## Start
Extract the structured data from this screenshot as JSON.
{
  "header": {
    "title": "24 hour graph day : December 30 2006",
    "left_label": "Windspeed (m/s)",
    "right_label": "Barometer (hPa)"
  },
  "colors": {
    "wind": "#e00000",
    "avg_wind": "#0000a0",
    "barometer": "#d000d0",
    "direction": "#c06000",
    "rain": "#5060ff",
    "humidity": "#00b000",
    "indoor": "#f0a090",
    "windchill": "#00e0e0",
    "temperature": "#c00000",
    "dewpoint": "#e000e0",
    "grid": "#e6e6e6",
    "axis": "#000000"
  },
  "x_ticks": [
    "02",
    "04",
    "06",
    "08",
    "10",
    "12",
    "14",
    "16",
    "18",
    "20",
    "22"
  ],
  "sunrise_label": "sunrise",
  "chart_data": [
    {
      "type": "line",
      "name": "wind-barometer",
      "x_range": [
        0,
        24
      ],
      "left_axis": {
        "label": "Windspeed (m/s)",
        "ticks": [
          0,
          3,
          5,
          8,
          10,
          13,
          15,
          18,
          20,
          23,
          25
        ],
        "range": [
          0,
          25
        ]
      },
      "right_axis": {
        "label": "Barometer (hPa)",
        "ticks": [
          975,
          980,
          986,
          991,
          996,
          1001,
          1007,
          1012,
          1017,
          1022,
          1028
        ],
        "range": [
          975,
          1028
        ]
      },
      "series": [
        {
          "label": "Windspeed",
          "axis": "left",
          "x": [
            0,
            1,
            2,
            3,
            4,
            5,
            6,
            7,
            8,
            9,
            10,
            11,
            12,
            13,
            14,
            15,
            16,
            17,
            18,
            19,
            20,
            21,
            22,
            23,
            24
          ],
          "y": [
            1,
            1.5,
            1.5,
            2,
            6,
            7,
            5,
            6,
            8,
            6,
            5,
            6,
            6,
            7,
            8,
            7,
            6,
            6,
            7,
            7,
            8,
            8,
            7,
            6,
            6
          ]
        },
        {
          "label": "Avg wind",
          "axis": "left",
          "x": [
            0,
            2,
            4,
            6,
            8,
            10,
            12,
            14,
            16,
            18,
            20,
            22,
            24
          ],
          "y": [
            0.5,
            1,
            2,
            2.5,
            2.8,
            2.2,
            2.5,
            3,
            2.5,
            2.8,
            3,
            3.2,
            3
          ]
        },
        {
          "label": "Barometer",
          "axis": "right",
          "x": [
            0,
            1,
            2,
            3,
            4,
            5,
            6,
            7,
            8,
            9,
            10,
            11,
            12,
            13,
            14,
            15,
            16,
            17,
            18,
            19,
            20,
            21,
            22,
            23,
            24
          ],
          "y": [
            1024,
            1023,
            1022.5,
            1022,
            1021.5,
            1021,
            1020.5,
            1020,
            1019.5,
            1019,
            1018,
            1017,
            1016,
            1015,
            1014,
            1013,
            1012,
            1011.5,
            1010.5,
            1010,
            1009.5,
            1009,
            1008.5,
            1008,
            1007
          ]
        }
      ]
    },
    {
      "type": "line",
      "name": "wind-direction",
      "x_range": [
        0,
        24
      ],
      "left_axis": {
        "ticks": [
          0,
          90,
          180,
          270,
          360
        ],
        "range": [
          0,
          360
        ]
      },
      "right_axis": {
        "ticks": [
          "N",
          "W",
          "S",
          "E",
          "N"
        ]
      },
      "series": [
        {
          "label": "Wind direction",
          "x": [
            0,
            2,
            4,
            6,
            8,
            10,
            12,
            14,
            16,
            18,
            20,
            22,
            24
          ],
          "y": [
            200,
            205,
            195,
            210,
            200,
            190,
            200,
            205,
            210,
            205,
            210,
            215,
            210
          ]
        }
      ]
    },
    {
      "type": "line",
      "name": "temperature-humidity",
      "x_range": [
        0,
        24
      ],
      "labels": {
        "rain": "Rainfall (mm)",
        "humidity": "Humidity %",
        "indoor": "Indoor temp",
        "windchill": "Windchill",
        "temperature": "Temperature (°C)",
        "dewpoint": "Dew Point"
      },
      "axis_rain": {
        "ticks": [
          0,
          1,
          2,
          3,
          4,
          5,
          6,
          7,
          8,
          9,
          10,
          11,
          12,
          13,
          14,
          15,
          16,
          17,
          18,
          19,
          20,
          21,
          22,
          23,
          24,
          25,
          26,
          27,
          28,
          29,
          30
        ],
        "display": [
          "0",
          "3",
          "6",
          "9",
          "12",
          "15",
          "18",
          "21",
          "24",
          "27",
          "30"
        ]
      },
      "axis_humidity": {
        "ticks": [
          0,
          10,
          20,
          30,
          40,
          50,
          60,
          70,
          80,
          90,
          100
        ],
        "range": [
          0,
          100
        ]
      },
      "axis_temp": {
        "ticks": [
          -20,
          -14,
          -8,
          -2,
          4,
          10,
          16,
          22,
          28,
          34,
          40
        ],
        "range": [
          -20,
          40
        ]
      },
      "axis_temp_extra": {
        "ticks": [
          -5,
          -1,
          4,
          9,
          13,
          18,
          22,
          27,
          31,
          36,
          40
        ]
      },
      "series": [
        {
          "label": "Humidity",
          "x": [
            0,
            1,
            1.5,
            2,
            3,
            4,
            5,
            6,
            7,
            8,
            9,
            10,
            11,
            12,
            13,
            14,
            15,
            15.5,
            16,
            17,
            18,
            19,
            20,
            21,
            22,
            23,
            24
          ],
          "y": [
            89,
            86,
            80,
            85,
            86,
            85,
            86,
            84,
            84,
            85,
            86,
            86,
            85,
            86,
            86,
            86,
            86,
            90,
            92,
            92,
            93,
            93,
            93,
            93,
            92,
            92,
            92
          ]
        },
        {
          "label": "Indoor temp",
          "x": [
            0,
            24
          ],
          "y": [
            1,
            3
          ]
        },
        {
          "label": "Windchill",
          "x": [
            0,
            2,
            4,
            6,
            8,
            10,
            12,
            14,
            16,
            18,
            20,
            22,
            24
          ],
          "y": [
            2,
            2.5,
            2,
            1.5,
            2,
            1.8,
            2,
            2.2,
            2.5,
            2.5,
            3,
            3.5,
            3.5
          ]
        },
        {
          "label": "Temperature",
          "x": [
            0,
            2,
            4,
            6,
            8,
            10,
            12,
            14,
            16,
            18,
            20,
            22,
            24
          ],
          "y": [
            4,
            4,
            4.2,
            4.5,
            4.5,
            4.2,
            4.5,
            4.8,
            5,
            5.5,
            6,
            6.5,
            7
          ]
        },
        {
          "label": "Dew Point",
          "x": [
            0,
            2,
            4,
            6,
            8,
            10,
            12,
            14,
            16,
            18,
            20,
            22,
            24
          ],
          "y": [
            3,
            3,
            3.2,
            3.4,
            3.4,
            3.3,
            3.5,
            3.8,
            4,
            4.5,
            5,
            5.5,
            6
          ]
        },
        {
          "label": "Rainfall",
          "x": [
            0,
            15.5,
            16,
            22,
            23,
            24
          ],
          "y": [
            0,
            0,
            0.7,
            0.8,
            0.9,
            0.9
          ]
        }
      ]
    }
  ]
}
## End
• [Stated exercise]
Quote every record above exactly.

• [In response]
Extract the structured data from this screenshot as JSON.
{
  "header": {
    "title": "24 hour graph day : December 30 2006",
    "left_label": "Windspeed (m/s)",
    "right_label": "Barometer (hPa)"
  },
  "colors": {
    "wind": "#e00000",
    "avg_wind": "#0000a0",
    "barometer": "#d000d0",
    "direction": "#c06000",
    "rain": "#5060ff",
    "humidity": "#00b000",
    "indoor": "#f0a090",
    "windchill": "#00e0e0",
    "temperature": "#c00000",
    "dewpoint": "#e000e0",
    "grid": "#e6e6e6",
    "axis": "#000000"
  },
  "x_ticks": [
    "02",
    "04",
    "06",
    "08",
    "10",
    "12",
    "14",
    "16",
    "18",
    "20",
    "22"
  ],
  "sunrise_label": "sunrise",
  "chart_data": [
    {
      "type": "line",
      "name": "wind-barometer",
      "x_range": [
        0,
        24
      ],
      "left_axis": {
        "label": "Windspeed (m/s)",
        "ticks": [
          0,
          3,
          5,
          8,
          10,
          13,
          15,
          18,
          20,
          23,
          25
        ],
        "range": [
          0,
          25
        ]
      },
      "right_axis": {
        "label": "Barometer (hPa)",
        "ticks": [
          975,
          980,
          986,
          991,
          996,
          1001,
          1007,
          1012,
          1017,
          1022,
          1028
        ],
        "range": [
          975,
          1028
        ]
      },
      "series": [
        {
          "label": "Windspeed",
          "axis": "left",
          "x": [
            0,
            1,
            2,
            3,
            4,
            5,
            6,
            7,
            8,
            9,
            10,
            11,
            12,
            13,
            14,
            15,
            16,
            17,
            18,
            19,
            20,
            21,
            22,
            23,
            24
          ],
          "y": [
            1,
            1.5,
            1.5,
            2,
            6,
            7,
            5,
            6,
            8,
            6,
            5,
            6,
            6,
            7,
            8,
            7,
            6,
            6,
            7,
            7,
            8,
            8,
            7,
            6,
            6
          ]
        },
        {
          "label": "Avg wind",
          "axis": "left",
          "x": [
            0,
            2,
            4,
            6,
            8,
            10,
            12,
            14,
            16,
            18,
            20,
            22,
            24
          ],
          "y": [
            0.5,
            1,
            2,
            2.5,
            2.8,
            2.2,
            2.5,
            3,
            2.5,
            2.8,
            3,
            3.2,
            3
          ]
        },
        {
          "label": "Barometer",
          "axis": "right",
          "x": [
            0,
            1,
            2,
            3,
            4,
            5,
            6,
            7,
            8,
            9,
            10,
            11,
            12,
            13,
            14,
            15,
            16,
            17,
            18,
            19,
            20,
            21,
            22,
            23,
            24
          ],
          "y": [
            1024,
            1023,
            1022.5,
            1022,
            1021.5,
            1021,
            1020.5,
            1020,
            1019.5,
            1019,
            1018,
            1017,
            1016,
            1015,
            1014,
            1013,
            1012,
            1011.5,
            1010.5,
            1010,
            1009.5,
            1009,
            1008.5,
            1008,
            1007
          ]
        }
      ]
    },
    {
      "type": "line",
      "name": "wind-direction",
      "x_range": [
        0,
        24
      ],
      "left_axis": {
        "ticks": [
          0,
          90,
          180,
          270,
          360
        ],
        "range": [
          0,
          360
        ]
      },
      "right_axis": {
        "ticks": [
          "N",
          "W",
          "S",
          "E",
          "N"
        ]
      },
      "series": [
        {
          "label": "Wind direction",
          "x": [
            0,
            2,
            4,
            6,
            8,
            10,
            12,
            14,
            16,
            18,
            20,
            22,
            24
          ],
          "y": [
            200,
            205,
            195,
            210,
            200,
            190,
            200,
            205,
            210,
            205,
            210,
            215,
            210
          ]
        }
      ]
    },
    {
      "type": "line",
      "name": "temperature-humidity",
      "x_range": [
        0,
        24
      ],
      "labels": {
        "rain": "Rainfall (mm)",
        "humidity": "Humidity %",
        "indoor": "Indoor temp",
        "windchill": "Windchill",
        "temperature": "Temperature (°C)",
        "dewpoint": "Dew Point"
      },
      "axis_rain": {
        "ticks": [
          0,
          1,
          2,
          3,
          4,
          5,
          6,
          7,
          8,
          9,
          10,
          11,
          12,
          13,
          14,
          15,
          16,
          17,
          18,
          19,
          20,
          21,
          22,
          23,
          24,
          25,
          26,
          27,
          28,
          29,
          30
        ],
        "display": [
          "0",
          "3",
          "6",
          "9",
          "12",
          "15",
          "18",
          "21",
          "24",
          "27",
          "30"
        ]
      },
      "axis_humidity": {
        "ticks": [
          0,
          10,
          20,
          30,
          40,
          50,
          60,
          70,
          80,
          90,
          100
        ],
        "range": [
          0,
          100
        ]
      },
      "axis_temp": {
        "ticks": [
          -20,
          -14,
          -8,
          -2,
          4,
          10,
          16,
          22,
          28,
          34,
          40
        ],
        "range": [
          -20,
          40
        ]
      },
      "axis_temp_extra": {
        "ticks": [
          -5,
          -1,
          4,
          9,
          13,
          18,
          22,
          27,
          31,
          36,
          40
        ]
      },
      "series": [
        {
          "label": "Humidity",
          "x": [
            0,
            1,
            1.5,
            2,
            3,
            4,
            5,
            6,
            7,
            8,
            9,
            10,
            11,
            12,
            13,
            14,
            15,
            15.5,
            16,
            17,
            18,
            19,
            20,
            21,
            22,
            23,
            24
          ],
          "y": [
            89,
            86,
            80,
            85,
            86,
            85,
            86,
            84,
            84,
            85,
            86,
            86,
            85,
            86,
            86,
            86,
            86,
            90,
            92,
            92,
            93,
            93,
            93,
            93,
            92,
            92,
            92
          ]
        },
        {
          "label": "Indoor temp",
          "x": [
            0,
            24
          ],
          "y": [
            1,
            3
          ]
        },
        {
          "label": "Windchill",
          "x": [
            0,
            2,
            4,
            6,
            8,
            10,
            12,
            14,
            16,
            18,
            20,
            22,
            24
          ],
          "y": [
            2,
            2.5,
            2,
            1.5,
            2,
            1.8,
            2,
            2.2,
            2.5,
            2.5,
            3,
            3.5,
            3.5
          ]
        },
        {
          "label": "Temperature",
          "x": [
            0,
            2,
            4,
            6,
            8,
            10,
            12,
            14,
            16,
            18,
            20,
            22,
            24
          ],
          "y": [
            4,
            4,
            4.2,
            4.5,
            4.5,
            4.2,
            4.5,
            4.8,
            5,
            5.5,
            6,
            6.5,
            7
          ]
        },
        {
          "label": "Dew Point",
          "x": [
            0,
            2,
            4,
            6,
            8,
            10,
            12,
            14,
            16,
            18,
            20,
            22,
            24
          ],
          "y": [
            3,
            3,
            3.2,
            3.4,
            3.4,
            3.3,
            3.5,
            3.8,
            4,
            4.5,
            5,
            5.5,
            6
          ]
        },
        {
          "label": "Rainfall",
          "x": [
            0,
            15.5,
            16,
            22,
            23,
            24
          ],
          "y": [
            0,
            0,
            0.7,
            0.8,
            0.9,
            0.9
          ]
        }
      ]
    }
  ]
}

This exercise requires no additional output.